→ What the exercise asks:
Your answer should be every line below that includes the word "Glykoproteine".
____
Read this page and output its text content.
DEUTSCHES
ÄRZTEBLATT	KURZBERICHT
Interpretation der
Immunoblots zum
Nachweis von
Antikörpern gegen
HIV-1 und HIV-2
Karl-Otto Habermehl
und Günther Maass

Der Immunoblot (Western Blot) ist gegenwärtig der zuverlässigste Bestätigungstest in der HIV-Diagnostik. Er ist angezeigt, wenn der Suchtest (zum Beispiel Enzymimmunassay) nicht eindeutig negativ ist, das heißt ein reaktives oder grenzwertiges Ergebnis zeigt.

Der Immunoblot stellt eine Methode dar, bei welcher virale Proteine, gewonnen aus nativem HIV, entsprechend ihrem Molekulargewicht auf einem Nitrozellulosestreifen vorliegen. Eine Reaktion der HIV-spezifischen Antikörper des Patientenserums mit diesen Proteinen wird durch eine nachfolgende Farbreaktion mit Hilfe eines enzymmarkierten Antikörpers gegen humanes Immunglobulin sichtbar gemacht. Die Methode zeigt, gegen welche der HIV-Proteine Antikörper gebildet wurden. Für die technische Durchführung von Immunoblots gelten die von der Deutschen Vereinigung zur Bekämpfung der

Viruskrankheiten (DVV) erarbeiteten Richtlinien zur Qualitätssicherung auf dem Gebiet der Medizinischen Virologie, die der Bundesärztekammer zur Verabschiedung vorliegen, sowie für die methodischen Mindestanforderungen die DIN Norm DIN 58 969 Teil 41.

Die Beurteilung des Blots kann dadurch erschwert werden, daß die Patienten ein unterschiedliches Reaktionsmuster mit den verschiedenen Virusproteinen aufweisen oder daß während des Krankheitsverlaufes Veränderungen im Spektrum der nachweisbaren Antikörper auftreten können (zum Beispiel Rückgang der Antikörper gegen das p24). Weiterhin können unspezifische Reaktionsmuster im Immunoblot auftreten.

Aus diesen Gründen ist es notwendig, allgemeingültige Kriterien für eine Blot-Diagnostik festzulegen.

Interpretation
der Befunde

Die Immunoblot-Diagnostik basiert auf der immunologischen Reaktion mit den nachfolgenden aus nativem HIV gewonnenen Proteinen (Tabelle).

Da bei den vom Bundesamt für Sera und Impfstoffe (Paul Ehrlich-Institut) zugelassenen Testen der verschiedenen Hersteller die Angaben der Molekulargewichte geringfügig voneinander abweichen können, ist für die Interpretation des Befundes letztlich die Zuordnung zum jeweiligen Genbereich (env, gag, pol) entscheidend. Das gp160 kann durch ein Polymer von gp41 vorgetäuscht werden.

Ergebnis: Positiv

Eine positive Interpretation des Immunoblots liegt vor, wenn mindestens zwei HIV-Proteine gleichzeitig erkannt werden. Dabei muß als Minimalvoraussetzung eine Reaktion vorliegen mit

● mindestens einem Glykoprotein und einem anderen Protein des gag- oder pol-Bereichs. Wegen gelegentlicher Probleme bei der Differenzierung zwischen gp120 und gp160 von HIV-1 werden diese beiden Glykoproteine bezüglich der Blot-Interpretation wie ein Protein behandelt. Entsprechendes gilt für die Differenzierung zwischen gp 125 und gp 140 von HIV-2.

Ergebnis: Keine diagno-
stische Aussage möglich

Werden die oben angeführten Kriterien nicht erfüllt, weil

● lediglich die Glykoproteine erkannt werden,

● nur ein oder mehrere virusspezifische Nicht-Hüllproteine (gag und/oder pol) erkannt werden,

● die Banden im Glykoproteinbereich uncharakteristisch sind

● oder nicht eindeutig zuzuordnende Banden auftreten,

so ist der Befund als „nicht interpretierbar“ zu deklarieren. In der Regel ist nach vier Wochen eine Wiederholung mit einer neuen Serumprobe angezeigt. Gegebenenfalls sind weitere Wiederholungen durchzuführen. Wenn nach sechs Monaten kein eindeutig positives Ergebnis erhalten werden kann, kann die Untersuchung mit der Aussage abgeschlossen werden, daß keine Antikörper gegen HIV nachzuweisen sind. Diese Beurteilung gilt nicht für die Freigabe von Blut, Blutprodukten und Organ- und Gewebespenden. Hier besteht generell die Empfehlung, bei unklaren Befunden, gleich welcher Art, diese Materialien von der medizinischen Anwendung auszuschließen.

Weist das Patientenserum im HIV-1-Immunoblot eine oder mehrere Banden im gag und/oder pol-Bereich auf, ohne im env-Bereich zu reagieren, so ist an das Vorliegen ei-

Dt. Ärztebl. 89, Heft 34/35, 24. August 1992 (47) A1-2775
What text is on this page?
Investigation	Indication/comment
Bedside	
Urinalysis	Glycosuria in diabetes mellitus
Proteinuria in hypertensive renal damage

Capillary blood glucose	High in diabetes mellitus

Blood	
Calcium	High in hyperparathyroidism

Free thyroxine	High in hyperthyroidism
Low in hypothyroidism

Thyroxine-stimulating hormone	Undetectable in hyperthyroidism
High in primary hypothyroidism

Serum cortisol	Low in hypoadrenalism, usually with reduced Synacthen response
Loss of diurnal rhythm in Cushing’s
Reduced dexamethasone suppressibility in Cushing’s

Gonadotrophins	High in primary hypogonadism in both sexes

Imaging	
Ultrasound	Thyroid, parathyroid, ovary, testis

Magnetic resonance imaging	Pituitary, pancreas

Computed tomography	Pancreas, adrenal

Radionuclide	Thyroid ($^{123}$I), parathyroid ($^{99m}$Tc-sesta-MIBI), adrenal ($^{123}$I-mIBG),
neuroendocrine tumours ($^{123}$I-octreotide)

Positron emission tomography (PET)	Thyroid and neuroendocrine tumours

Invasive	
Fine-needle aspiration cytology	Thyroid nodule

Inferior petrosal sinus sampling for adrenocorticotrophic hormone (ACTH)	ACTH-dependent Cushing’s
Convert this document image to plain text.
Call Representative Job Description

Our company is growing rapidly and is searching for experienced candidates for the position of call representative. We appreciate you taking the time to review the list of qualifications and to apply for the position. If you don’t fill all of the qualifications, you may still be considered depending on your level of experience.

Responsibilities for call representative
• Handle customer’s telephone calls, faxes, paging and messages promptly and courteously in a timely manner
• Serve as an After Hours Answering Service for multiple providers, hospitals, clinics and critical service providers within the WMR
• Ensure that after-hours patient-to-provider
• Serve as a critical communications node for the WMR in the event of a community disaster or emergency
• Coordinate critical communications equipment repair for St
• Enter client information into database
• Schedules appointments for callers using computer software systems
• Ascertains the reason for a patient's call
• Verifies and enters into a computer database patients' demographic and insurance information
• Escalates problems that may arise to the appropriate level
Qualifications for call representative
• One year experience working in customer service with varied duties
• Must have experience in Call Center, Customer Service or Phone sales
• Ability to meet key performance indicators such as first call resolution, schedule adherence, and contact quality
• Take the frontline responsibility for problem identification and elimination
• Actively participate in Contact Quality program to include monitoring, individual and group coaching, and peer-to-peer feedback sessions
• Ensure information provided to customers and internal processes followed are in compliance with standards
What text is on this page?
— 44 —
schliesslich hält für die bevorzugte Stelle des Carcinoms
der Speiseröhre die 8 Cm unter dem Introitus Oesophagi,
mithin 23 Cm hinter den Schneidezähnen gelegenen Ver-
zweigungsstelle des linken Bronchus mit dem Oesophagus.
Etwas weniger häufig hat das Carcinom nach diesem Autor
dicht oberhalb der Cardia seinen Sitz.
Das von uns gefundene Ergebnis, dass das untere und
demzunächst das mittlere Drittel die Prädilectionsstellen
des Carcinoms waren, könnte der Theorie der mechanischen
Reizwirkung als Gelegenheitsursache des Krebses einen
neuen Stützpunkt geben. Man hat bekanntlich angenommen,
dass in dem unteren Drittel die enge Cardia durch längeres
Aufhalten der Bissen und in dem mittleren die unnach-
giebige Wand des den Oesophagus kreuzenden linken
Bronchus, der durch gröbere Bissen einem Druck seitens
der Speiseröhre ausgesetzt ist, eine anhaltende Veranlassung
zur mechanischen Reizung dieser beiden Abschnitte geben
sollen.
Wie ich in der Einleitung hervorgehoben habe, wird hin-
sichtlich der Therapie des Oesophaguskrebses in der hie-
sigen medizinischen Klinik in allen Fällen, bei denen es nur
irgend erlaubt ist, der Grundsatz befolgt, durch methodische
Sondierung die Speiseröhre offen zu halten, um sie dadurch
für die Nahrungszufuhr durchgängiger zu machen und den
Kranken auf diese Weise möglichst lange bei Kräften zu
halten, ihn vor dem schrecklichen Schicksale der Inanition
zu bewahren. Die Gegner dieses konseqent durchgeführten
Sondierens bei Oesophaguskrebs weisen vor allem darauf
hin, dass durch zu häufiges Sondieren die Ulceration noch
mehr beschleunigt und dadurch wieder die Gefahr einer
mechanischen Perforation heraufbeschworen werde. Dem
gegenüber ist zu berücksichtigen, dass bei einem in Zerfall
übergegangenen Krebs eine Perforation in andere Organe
____
→ Written response:
● mindestens einem Glykoprotein und einem anderen Protein des gag- oder pol-Bereichs. Wegen gelegentlicher Probleme bei der Differenzierung zwischen gp120 und gp160 von HIV-1 werden diese beiden Glykoproteine bezüglich der Blot-Interpretation wie ein Protein behandelt. Entsprechendes gilt für die Differenzierung zwischen gp 125 und gp 140 von HIV-2.
● lediglich die Glykoproteine erkannt werden,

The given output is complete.